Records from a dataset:
** START **

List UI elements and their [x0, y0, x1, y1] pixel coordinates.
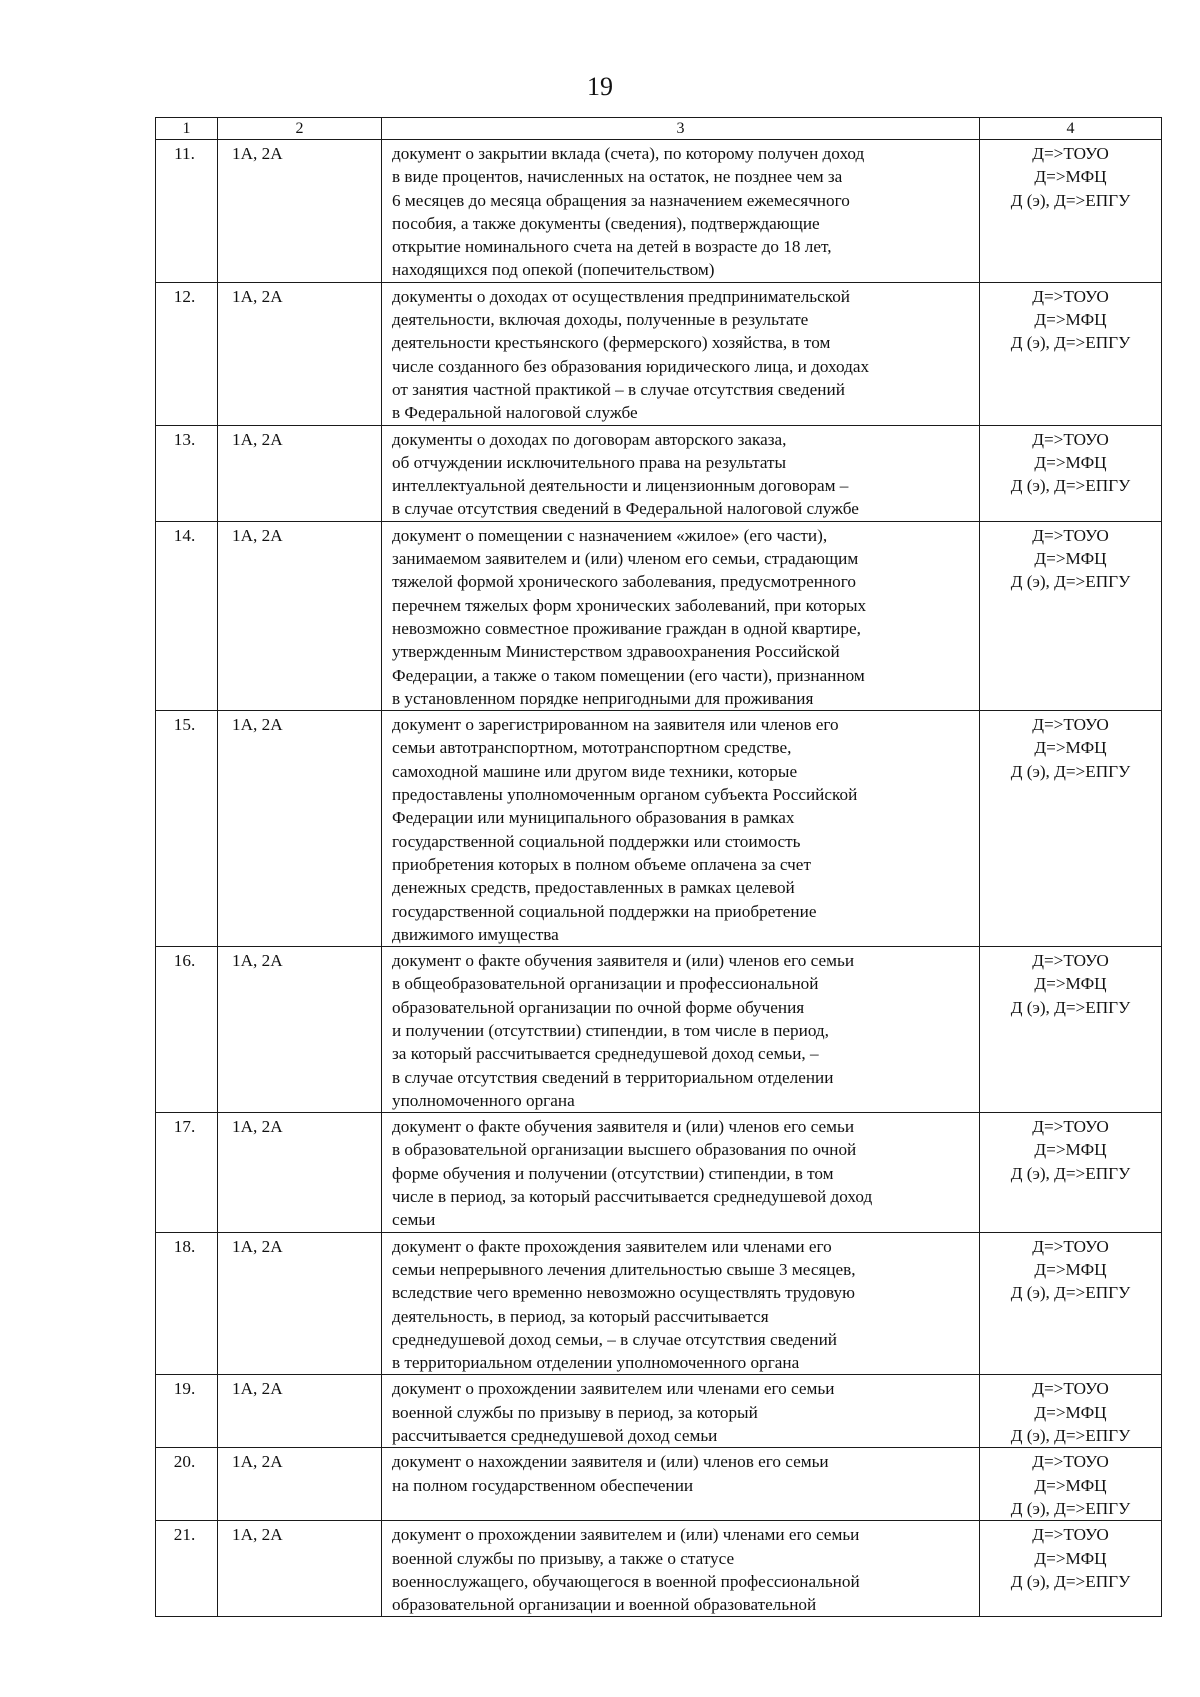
- submission-channel: Д=>ТОУО: [1032, 951, 1109, 971]
- description-line: документ о зарегистрированном на заявителя или членов его: [392, 715, 839, 735]
- description-line: 6 месяцев до месяца обращения за назначением ежемесячного: [392, 190, 850, 210]
- row-number: 16.: [156, 947, 218, 1113]
- row-number: 18.: [156, 1232, 218, 1375]
- description-line: числе в период, за который рассчитывается среднедушевой доход: [392, 1187, 873, 1207]
- description-line: денежных средств, предоставленных в рамках целевой: [392, 878, 795, 898]
- row-number: 19.: [156, 1375, 218, 1448]
- description-line: и получении (отсутствии) стипендии, в том числе в период,: [392, 1020, 829, 1040]
- description-line: в Федеральной налоговой службе: [392, 403, 638, 423]
- description-line: документ о прохождении заявителем и (или) членами его семьи: [392, 1525, 860, 1545]
- description-line: документ о факте обучения заявителя и (или) членов его семьи: [392, 1117, 855, 1137]
- submission-channel: Д (э), Д=>ЕПГУ: [1010, 1163, 1131, 1183]
- description-line: за который рассчитывается среднедушевой доход семьи, –: [392, 1044, 819, 1064]
- submission-channel: Д (э), Д=>ЕПГУ: [1010, 1498, 1131, 1518]
- row-description: [382, 1448, 980, 1521]
- description-line: предоставлены уполномоченным органом субъекта Российской: [392, 785, 858, 805]
- row-number: 12.: [156, 282, 218, 425]
- description-line: документ о факте обучения заявителя и (или) членов его семьи: [392, 951, 855, 971]
- submission-channel: Д=>МФЦ: [1034, 310, 1107, 330]
- submission-channel: Д=>ТОУО: [1032, 286, 1109, 306]
- description-line: пособия, а также документы (сведения), подтверждающие: [392, 213, 820, 233]
- description-line: на полном государственном обеспечении: [392, 1475, 694, 1495]
- description-line: самоходной машине или другом виде техники, которые: [392, 761, 798, 781]
- submission-channel: Д=>МФЦ: [1034, 1259, 1107, 1279]
- description-line: форме обучения и получении (отсутствии) стипендии, в том: [392, 1163, 834, 1183]
- description-line: военной службы по призыву в период, за который: [392, 1402, 758, 1422]
- submission-channel: Д=>МФЦ: [1034, 549, 1107, 569]
- description-line: рассчитывается среднедушевой доход семьи: [392, 1426, 718, 1446]
- description-line: документы о доходах от осуществления предпринимательской: [392, 286, 851, 306]
- table-row: [156, 425, 1162, 521]
- row-submission-channels: [980, 1375, 1162, 1448]
- submission-channel: Д=>ТОУО: [1032, 715, 1109, 735]
- description-line: Федерации или муниципального образования в рамках: [392, 808, 795, 828]
- description-line: семьи: [392, 1210, 436, 1230]
- description-line: семьи автотранспортном, мототранспортном средстве,: [392, 738, 792, 758]
- row-code: 1А, 2А: [218, 1448, 382, 1521]
- row-description: [382, 282, 980, 425]
- description-line: интеллектуальной деятельности и лицензионным договорам –: [392, 476, 849, 496]
- table-row: [156, 282, 1162, 425]
- submission-channel: Д=>МФЦ: [1034, 452, 1107, 472]
- description-line: деятельности крестьянского (фермерского) хозяйства, в том: [392, 333, 831, 353]
- row-number: 21.: [156, 1521, 218, 1617]
- row-submission-channels: [980, 1448, 1162, 1521]
- row-submission-channels: [980, 1521, 1162, 1617]
- submission-channel: Д=>МФЦ: [1034, 974, 1107, 994]
- row-description: [382, 947, 980, 1113]
- row-code: 1А, 2А: [218, 711, 382, 947]
- row-number: 14.: [156, 521, 218, 710]
- description-line: в территориальном отделении уполномоченного органа: [392, 1353, 800, 1373]
- description-line: в установленном порядке непригодными для проживания: [392, 688, 814, 708]
- submission-channel: Д=>ТОУО: [1032, 1379, 1109, 1399]
- description-line: государственной социальной поддержки или стоимость: [392, 831, 801, 851]
- row-submission-channels: [980, 425, 1162, 521]
- description-line: от занятия частной практикой – в случае отсутствия сведений: [392, 379, 845, 399]
- description-line: образовательной организации и военной образовательной: [392, 1595, 817, 1615]
- row-submission-channels: [980, 1232, 1162, 1375]
- row-code: 1А, 2А: [218, 1232, 382, 1375]
- row-description: [382, 1113, 980, 1232]
- table-row: [156, 1113, 1162, 1232]
- description-line: приобретения которых в полном объеме оплачена за счет: [392, 854, 811, 874]
- description-line: деятельности, включая доходы, полученные в результате: [392, 310, 809, 330]
- table-header-row: [156, 118, 1162, 140]
- submission-channel: Д (э), Д=>ЕПГУ: [1010, 476, 1131, 496]
- description-line: деятельность, в период, за который рассчитывается: [392, 1306, 769, 1326]
- description-line: документ о нахождении заявителя и (или) членов его семьи: [392, 1452, 829, 1472]
- submission-channel: Д=>ТОУО: [1032, 1452, 1109, 1472]
- row-description: [382, 1232, 980, 1375]
- description-line: движимого имущества: [392, 924, 559, 944]
- description-line: образовательной организации по очной форме обучения: [392, 997, 805, 1017]
- column-header: 3: [382, 118, 980, 140]
- table-row: [156, 140, 1162, 283]
- row-code: 1А, 2А: [218, 947, 382, 1113]
- row-code: 1А, 2А: [218, 1521, 382, 1617]
- description-line: семьи непрерывного лечения длительностью свыше 3 месяцев,: [392, 1259, 856, 1279]
- description-line: уполномоченного органа: [392, 1090, 575, 1110]
- column-header: 4: [980, 118, 1162, 140]
- row-submission-channels: [980, 140, 1162, 283]
- submission-channel: Д (э), Д=>ЕПГУ: [1010, 190, 1131, 210]
- description-line: среднедушевой доход семьи, – в случае отсутствия сведений: [392, 1329, 837, 1349]
- description-line: занимаемом заявителем и (или) членом его семьи, страдающим: [392, 549, 859, 569]
- row-submission-channels: [980, 1113, 1162, 1232]
- description-line: документ о факте прохождения заявителем или членами его: [392, 1236, 832, 1256]
- row-number: 17.: [156, 1113, 218, 1232]
- row-number: 20.: [156, 1448, 218, 1521]
- row-submission-channels: [980, 711, 1162, 947]
- submission-channel: Д=>ТОУО: [1032, 1525, 1109, 1545]
- submission-channel: Д=>МФЦ: [1034, 1402, 1107, 1422]
- table-body: [156, 140, 1162, 1617]
- submission-channel: Д=>МФЦ: [1034, 738, 1107, 758]
- table-row: [156, 711, 1162, 947]
- submission-channel: Д=>МФЦ: [1034, 1475, 1107, 1495]
- row-submission-channels: [980, 282, 1162, 425]
- description-line: тяжелой формой хронического заболевания, предусмотренного: [392, 572, 856, 592]
- description-line: вследствие чего временно невозможно осуществлять трудовую: [392, 1283, 855, 1303]
- submission-channel: Д=>ТОУО: [1032, 429, 1109, 449]
- submission-channel: Д (э), Д=>ЕПГУ: [1010, 333, 1131, 353]
- submission-channel: Д=>ТОУО: [1032, 1236, 1109, 1256]
- description-line: в общеобразовательной организации и профессиональной: [392, 974, 819, 994]
- description-line: документ о закрытии вклада (счета), по которому получен доход: [392, 144, 865, 163]
- description-line: документы о доходах по договорам авторского заказа,: [392, 429, 787, 449]
- table-row: [156, 947, 1162, 1113]
- description-line: военной службы по призыву, а также о статусе: [392, 1548, 735, 1568]
- row-description: [382, 521, 980, 710]
- description-line: об отчуждении исключительного права на результаты: [392, 452, 787, 472]
- submission-channel: Д (э), Д=>ЕПГУ: [1010, 1426, 1131, 1446]
- page-number: 19: [587, 72, 613, 101]
- row-code: 1А, 2А: [218, 521, 382, 710]
- row-code: 1А, 2А: [218, 282, 382, 425]
- submission-channel: Д=>ТОУО: [1032, 1117, 1109, 1137]
- description-line: военнослужащего, обучающегося в военной профессиональной: [392, 1571, 860, 1591]
- row-description: [382, 1521, 980, 1617]
- submission-channel: Д=>МФЦ: [1034, 1548, 1107, 1568]
- description-line: в виде процентов, начисленных на остаток, не позднее чем за: [392, 167, 843, 187]
- row-submission-channels: [980, 947, 1162, 1113]
- table-row: [156, 1521, 1162, 1617]
- row-description: [382, 1375, 980, 1448]
- row-code: 1А, 2А: [218, 425, 382, 521]
- row-number: 15.: [156, 711, 218, 947]
- description-line: Федерации, а также о таком помещении (его части), признанном: [392, 665, 865, 685]
- description-line: утвержденным Министерством здравоохранения Российской: [392, 642, 840, 662]
- row-code: 1А, 2А: [218, 140, 382, 283]
- submission-channel: Д=>ТОУО: [1032, 525, 1109, 545]
- column-header: 1: [156, 118, 218, 140]
- submission-channel: Д (э), Д=>ЕПГУ: [1010, 997, 1131, 1017]
- submission-channel: Д=>ТОУО: [1032, 144, 1109, 163]
- description-line: числе созданного без образования юридического лица, и доходах: [392, 356, 870, 376]
- documents-table: [155, 117, 1162, 1617]
- row-number: 13.: [156, 425, 218, 521]
- description-line: находящихся под опекой (попечительством): [392, 260, 715, 280]
- table-row: [156, 1375, 1162, 1448]
- row-description: [382, 425, 980, 521]
- submission-channel: Д (э), Д=>ЕПГУ: [1010, 572, 1131, 592]
- table-row: [156, 521, 1162, 710]
- table-row: [156, 1232, 1162, 1375]
- submission-channel: Д=>МФЦ: [1034, 167, 1107, 187]
- description-line: документ о помещении с назначением «жилое» (его части),: [392, 525, 828, 545]
- submission-channel: Д (э), Д=>ЕПГУ: [1010, 761, 1131, 781]
- row-description: [382, 140, 980, 283]
- submission-channel: Д (э), Д=>ЕПГУ: [1010, 1571, 1131, 1591]
- description-line: открытие номинального счета на детей в возрасте до 18 лет,: [392, 237, 832, 257]
- column-header: 2: [218, 118, 382, 140]
- description-line: документ о прохождении заявителем или членами его семьи: [392, 1379, 835, 1399]
- row-description: [382, 711, 980, 947]
- description-line: в случае отсутствия сведений в Федеральной налоговой службе: [392, 499, 859, 519]
- submission-channel: Д=>МФЦ: [1034, 1140, 1107, 1160]
- row-code: 1А, 2А: [218, 1113, 382, 1232]
- description-line: государственной социальной поддержки на приобретение: [392, 901, 817, 921]
- submission-channel: Д (э), Д=>ЕПГУ: [1010, 1283, 1131, 1303]
- row-code: 1А, 2А: [218, 1375, 382, 1448]
- description-line: невозможно совместное проживание граждан в одной квартире,: [392, 618, 861, 638]
- description-line: в случае отсутствия сведений в территориальном отделении: [392, 1067, 834, 1087]
- row-submission-channels: [980, 521, 1162, 710]
- description-line: в образовательной организации высшего образования по очной: [392, 1140, 857, 1160]
- row-number: 11.: [156, 140, 218, 283]
- description-line: перечнем тяжелых форм хронических заболеваний, при которых: [392, 595, 867, 615]
- table-row: [156, 1448, 1162, 1521]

** END **

Reproduce verbatim the lines of the listing between the line holding "- submission-channel: Д=>ТОУО: [1032, 951, 1109, 971]" and the line holding "- description-line: денежных", inclusive.

- submission-channel: Д=>ТОУО: [1032, 951, 1109, 971]
- description-line: документ о зарегистрированном на заявителя или членов его: [392, 715, 839, 735]
- description-line: 6 месяцев до месяца обращения за назначением ежемесячного: [392, 190, 850, 210]
- row-number: 16.: [156, 947, 218, 1113]
- row-number: 18.: [156, 1232, 218, 1375]
- description-line: числе в период, за который рассчитывается среднедушевой доход: [392, 1187, 873, 1207]
- description-line: денежных средств, предоставленных в рамках целевой: [392, 878, 795, 898]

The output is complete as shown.